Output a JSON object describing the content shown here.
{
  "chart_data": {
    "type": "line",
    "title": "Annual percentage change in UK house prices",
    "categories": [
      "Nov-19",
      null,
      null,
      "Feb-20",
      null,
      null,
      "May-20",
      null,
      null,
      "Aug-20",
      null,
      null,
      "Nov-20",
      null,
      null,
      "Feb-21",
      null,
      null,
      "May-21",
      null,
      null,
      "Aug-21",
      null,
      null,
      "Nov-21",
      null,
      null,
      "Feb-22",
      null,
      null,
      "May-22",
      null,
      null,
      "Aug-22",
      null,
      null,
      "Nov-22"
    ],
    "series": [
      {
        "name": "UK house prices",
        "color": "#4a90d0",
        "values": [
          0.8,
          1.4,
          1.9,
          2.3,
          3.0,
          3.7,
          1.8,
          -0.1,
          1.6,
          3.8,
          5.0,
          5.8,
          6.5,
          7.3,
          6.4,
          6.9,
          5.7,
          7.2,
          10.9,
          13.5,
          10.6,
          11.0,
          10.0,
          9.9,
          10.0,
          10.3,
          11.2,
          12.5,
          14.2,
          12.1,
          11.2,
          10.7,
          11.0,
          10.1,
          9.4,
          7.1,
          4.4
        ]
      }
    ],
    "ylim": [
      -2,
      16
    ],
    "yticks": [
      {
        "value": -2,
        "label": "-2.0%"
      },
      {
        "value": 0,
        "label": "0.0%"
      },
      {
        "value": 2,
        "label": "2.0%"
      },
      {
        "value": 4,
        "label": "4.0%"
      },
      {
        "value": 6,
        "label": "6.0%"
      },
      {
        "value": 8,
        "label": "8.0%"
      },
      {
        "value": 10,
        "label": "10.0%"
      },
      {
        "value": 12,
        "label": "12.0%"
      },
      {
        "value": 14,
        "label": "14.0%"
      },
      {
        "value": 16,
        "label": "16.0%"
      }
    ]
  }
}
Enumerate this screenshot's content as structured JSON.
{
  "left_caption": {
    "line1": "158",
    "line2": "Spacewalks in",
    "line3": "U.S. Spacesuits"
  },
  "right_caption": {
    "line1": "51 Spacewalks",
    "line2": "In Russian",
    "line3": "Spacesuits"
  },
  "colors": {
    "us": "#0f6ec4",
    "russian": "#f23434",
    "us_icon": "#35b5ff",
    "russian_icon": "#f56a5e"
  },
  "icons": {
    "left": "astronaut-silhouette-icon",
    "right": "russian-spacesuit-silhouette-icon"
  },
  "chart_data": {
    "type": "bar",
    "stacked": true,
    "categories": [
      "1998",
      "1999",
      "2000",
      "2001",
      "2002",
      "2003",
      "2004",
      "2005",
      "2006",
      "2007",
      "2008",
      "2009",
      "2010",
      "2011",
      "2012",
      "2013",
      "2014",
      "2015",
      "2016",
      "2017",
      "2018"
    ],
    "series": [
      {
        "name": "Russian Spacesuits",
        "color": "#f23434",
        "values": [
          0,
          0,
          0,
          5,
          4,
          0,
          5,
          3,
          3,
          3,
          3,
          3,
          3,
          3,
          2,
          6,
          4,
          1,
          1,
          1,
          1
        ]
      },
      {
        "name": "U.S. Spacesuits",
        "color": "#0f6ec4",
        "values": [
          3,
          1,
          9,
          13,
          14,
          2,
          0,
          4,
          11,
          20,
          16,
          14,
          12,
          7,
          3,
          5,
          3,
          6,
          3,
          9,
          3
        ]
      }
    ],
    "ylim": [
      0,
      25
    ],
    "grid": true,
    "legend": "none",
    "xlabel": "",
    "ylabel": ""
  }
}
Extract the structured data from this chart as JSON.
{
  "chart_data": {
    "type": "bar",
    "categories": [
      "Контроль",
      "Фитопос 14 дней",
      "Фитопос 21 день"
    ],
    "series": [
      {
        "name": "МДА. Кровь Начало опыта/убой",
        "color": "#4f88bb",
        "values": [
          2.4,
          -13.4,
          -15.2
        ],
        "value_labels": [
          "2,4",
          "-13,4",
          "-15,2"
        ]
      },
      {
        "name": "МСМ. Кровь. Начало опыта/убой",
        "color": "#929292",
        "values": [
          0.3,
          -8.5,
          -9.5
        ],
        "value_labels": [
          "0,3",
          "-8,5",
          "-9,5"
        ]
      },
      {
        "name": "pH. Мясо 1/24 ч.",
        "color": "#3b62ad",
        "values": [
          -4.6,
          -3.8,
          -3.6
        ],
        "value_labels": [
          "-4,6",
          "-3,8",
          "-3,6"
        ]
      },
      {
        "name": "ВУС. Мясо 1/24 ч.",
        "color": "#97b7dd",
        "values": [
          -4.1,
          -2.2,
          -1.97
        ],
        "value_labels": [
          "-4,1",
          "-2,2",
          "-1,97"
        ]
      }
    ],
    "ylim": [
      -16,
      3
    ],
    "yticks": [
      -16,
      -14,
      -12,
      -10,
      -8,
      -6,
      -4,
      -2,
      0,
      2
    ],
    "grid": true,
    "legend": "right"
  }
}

TO BE DONE> Print all the data exactly.

THE OUTPUT>
Output a JSON object describing the content shown here.
{
  "chart_data": {
    "type": "line",
    "title": "Annual percentage change in UK house prices",
    "categories": [
      "Nov-19",
      null,
      null,
      "Feb-20",
      null,
      null,
      "May-20",
      null,
      null,
      "Aug-20",
      null,
      null,
      "Nov-20",
      null,
      null,
      "Feb-21",
      null,
      null,
      "May-21",
      null,
      null,
      "Aug-21",
      null,
      null,
      "Nov-21",
      null,
      null,
      "Feb-22",
      null,
      null,
      "May-22",
      null,
      null,
      "Aug-22",
      null,
      null,
      "Nov-22"
    ],
    "series": [
      {
        "name": "UK house prices",
        "color": "#4a90d0",
        "values": [
          0.8,
          1.4,
          1.9,
          2.3,
          3.0,
          3.7,
          1.8,
          -0.1,
          1.6,
          3.8,
          5.0,
          5.8,
          6.5,
          7.3,
          6.4,
          6.9,
          5.7,
          7.2,
          10.9,
          13.5,
          10.6,
          11.0,
          10.0,
          9.9,
          10.0,
          10.3,
          11.2,
          12.5,
          14.2,
          12.1,
          11.2,
          10.7,
          11.0,
          10.1,
          9.4,
          7.1,
          4.4
        ]
      }
    ],
    "ylim": [
      -2,
      16
    ],
    "yticks": [
      {
        "value": -2,
        "label": "-2.0%"
      },
      {
        "value": 0,
        "label": "0.0%"
      },
      {
        "value": 2,
        "label": "2.0%"
      },
      {
        "value": 4,
        "label": "4.0%"
      },
      {
        "value": 6,
        "label": "6.0%"
      },
      {
        "value": 8,
        "label": "8.0%"
      },
      {
        "value": 10,
        "label": "10.0%"
      },
      {
        "value": 12,
        "label": "12.0%"
      },
      {
        "value": 14,
        "label": "14.0%"
      },
      {
        "value": 16,
        "label": "16.0%"
      }
    ]
  }
}
Enumerate this screenshot's content as structured JSON.
{
  "left_caption": {
    "line1": "158",
    "line2": "Spacewalks in",
    "line3": "U.S. Spacesuits"
  },
  "right_caption": {
    "line1": "51 Spacewalks",
    "line2": "In Russian",
    "line3": "Spacesuits"
  },
  "colors": {
    "us": "#0f6ec4",
    "russian": "#f23434",
    "us_icon": "#35b5ff",
    "russian_icon": "#f56a5e"
  },
  "icons": {
    "left": "astronaut-silhouette-icon",
    "right": "russian-spacesuit-silhouette-icon"
  },
  "chart_data": {
    "type": "bar",
    "stacked": true,
    "categories": [
      "1998",
      "1999",
      "2000",
      "2001",
      "2002",
      "2003",
      "2004",
      "2005",
      "2006",
      "2007",
      "2008",
      "2009",
      "2010",
      "2011",
      "2012",
      "2013",
      "2014",
      "2015",
      "2016",
      "2017",
      "2018"
    ],
    "series": [
      {
        "name": "Russian Spacesuits",
        "color": "#f23434",
        "values": [
          0,
          0,
          0,
          5,
          4,
          0,
          5,
          3,
          3,
          3,
          3,
          3,
          3,
          3,
          2,
          6,
          4,
          1,
          1,
          1,
          1
        ]
      },
      {
        "name": "U.S. Spacesuits",
        "color": "#0f6ec4",
        "values": [
          3,
          1,
          9,
          13,
          14,
          2,
          0,
          4,
          11,
          20,
          16,
          14,
          12,
          7,
          3,
          5,
          3,
          6,
          3,
          9,
          3
        ]
      }
    ],
    "ylim": [
      0,
      25
    ],
    "grid": true,
    "legend": "none",
    "xlabel": "",
    "ylabel": ""
  }
}
Extract the structured data from this chart as JSON.
{
  "chart_data": {
    "type": "bar",
    "categories": [
      "Контроль",
      "Фитопос 14 дней",
      "Фитопос 21 день"
    ],
    "series": [
      {
        "name": "МДА. Кровь Начало опыта/убой",
        "color": "#4f88bb",
        "values": [
          2.4,
          -13.4,
          -15.2
        ],
        "value_labels": [
          "2,4",
          "-13,4",
          "-15,2"
        ]
      },
      {
        "name": "МСМ. Кровь. Начало опыта/убой",
        "color": "#929292",
        "values": [
          0.3,
          -8.5,
          -9.5
        ],
        "value_labels": [
          "0,3",
          "-8,5",
          "-9,5"
        ]
      },
      {
        "name": "pH. Мясо 1/24 ч.",
        "color": "#3b62ad",
        "values": [
          -4.6,
          -3.8,
          -3.6
        ],
        "value_labels": [
          "-4,6",
          "-3,8",
          "-3,6"
        ]
      },
      {
        "name": "ВУС. Мясо 1/24 ч.",
        "color": "#97b7dd",
        "values": [
          -4.1,
          -2.2,
          -1.97
        ],
        "value_labels": [
          "-4,1",
          "-2,2",
          "-1,97"
        ]
      }
    ],
    "ylim": [
      -16,
      3
    ],
    "yticks": [
      -16,
      -14,
      -12,
      -10,
      -8,
      -6,
      -4,
      -2,
      0,
      2
    ],
    "grid": true,
    "legend": "right"
  }
}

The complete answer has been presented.